### Your task
Check every line of the entries for "Mihály", and copy the lines that hold it.

### Data
· · · · · · ·

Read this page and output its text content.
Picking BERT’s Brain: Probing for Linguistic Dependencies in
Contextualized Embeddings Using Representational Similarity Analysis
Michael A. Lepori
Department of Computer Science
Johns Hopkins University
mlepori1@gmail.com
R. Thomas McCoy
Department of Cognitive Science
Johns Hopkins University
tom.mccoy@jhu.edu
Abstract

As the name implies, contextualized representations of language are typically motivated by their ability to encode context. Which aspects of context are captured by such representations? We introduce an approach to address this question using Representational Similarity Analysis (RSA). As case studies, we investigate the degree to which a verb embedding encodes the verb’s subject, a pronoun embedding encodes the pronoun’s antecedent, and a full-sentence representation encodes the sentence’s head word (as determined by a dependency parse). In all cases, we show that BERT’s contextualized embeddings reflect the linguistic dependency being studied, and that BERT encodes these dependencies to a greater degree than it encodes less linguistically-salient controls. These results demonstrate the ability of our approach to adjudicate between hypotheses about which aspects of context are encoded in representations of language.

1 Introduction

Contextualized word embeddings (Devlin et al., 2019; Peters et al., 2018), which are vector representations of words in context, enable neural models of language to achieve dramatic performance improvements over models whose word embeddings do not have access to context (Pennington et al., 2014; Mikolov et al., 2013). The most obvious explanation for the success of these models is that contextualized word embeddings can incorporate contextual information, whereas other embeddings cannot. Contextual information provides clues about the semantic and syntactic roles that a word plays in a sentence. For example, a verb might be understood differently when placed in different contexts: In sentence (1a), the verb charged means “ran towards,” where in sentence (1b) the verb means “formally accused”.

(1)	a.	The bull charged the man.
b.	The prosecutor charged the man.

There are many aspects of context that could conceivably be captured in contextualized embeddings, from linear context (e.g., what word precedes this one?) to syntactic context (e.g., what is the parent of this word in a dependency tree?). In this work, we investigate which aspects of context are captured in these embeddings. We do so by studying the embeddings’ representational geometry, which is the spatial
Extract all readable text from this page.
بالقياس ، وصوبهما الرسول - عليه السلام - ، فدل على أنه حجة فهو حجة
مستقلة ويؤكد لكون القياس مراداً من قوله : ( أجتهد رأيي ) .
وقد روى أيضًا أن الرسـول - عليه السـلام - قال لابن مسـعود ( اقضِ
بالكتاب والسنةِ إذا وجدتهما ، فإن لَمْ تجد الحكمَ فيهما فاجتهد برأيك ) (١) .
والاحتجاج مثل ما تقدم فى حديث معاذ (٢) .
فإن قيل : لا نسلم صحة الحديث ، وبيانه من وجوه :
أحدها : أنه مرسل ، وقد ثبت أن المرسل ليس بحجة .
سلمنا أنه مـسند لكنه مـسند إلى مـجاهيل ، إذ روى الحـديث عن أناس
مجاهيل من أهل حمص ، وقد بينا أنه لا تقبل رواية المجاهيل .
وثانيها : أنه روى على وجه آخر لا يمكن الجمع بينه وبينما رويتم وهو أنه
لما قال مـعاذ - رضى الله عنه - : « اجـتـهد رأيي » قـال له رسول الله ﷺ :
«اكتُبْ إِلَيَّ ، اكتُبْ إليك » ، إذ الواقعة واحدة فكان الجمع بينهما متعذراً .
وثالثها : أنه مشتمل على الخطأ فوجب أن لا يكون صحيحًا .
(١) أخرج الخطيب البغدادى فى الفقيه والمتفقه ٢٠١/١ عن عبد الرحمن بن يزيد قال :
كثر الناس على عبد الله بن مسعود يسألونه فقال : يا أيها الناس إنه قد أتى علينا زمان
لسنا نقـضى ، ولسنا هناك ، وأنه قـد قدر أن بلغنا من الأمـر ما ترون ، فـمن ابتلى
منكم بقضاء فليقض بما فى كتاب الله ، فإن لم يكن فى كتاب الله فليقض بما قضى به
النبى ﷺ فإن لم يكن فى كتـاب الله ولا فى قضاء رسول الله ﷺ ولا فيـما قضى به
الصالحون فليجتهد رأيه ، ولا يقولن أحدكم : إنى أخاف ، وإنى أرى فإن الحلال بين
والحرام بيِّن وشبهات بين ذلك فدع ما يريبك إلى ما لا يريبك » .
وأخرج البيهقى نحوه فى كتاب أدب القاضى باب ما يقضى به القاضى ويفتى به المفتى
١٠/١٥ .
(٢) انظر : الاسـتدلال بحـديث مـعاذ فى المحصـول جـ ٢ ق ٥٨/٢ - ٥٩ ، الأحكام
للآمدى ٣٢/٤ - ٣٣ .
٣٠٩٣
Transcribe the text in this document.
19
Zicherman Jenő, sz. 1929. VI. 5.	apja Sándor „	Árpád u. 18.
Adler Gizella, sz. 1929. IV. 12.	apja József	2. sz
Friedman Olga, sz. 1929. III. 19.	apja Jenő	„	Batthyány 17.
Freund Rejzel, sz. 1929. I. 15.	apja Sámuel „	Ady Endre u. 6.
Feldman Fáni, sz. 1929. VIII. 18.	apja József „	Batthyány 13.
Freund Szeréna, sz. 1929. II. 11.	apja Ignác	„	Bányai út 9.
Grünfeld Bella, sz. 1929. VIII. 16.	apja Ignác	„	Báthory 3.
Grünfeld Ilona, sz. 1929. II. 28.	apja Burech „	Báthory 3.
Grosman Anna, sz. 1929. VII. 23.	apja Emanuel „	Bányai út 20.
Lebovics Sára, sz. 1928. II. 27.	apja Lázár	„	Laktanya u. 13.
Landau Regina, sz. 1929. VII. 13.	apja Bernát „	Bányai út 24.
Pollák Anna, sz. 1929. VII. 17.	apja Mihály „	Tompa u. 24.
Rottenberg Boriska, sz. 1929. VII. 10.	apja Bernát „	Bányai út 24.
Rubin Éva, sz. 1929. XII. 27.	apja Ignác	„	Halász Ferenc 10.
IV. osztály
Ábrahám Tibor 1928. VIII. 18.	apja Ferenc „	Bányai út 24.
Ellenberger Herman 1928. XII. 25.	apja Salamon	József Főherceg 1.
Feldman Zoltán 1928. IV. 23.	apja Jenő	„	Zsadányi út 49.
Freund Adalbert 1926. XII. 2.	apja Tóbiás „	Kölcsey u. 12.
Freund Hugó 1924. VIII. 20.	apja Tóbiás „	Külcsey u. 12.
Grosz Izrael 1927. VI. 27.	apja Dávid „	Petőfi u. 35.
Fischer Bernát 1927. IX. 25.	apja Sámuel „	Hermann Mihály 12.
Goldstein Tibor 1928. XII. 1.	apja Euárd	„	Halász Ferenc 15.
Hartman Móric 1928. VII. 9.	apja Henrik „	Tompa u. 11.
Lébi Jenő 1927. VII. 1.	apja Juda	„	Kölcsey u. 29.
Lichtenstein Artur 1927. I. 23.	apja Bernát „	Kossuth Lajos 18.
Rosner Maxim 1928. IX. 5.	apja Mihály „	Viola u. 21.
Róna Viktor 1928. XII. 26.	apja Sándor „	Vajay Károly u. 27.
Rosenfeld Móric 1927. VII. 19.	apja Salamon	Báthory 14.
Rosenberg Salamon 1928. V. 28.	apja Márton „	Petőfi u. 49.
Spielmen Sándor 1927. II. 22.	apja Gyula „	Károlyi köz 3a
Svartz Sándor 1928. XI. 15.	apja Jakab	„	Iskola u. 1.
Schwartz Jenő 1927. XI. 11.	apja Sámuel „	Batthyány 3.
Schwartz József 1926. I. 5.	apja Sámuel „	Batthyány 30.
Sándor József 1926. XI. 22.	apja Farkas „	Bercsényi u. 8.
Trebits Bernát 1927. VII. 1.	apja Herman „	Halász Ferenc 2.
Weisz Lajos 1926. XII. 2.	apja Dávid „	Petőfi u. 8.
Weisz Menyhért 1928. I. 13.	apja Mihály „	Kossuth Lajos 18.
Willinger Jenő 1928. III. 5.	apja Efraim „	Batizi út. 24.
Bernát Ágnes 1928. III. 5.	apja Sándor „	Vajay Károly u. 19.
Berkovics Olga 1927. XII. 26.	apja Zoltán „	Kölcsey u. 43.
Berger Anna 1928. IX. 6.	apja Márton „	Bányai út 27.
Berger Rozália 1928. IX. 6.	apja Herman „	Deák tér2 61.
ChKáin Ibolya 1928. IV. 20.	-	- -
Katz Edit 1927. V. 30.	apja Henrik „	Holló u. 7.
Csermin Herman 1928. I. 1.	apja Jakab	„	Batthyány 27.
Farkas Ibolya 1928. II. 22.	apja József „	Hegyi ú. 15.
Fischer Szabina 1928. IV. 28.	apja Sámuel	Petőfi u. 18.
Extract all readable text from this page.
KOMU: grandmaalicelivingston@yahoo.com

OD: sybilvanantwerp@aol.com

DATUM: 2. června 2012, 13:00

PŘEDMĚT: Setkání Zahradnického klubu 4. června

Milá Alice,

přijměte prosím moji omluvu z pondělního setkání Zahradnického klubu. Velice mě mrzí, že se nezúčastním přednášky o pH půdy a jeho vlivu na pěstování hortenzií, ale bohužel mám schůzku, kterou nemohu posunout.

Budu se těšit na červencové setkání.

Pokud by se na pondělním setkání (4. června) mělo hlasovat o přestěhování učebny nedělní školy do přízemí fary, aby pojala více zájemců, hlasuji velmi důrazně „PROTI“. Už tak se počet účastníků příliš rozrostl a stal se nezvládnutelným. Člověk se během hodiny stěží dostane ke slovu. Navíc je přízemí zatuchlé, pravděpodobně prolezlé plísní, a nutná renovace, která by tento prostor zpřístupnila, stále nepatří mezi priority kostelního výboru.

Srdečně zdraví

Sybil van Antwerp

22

· · · · · · ·

### Finished task
Pollák Anna, sz. 1929. VII. 17.	apja Mihály „	Tompa u. 24.
Fischer Bernát 1927. IX. 25.	apja Sámuel „	Hermann Mihály 12.
Rosner Maxim 1928. IX. 5.	apja Mihály „	Viola u. 21.
Weisz Menyhért 1928. I. 13.	apja Mihály „	Kossuth Lajos 18.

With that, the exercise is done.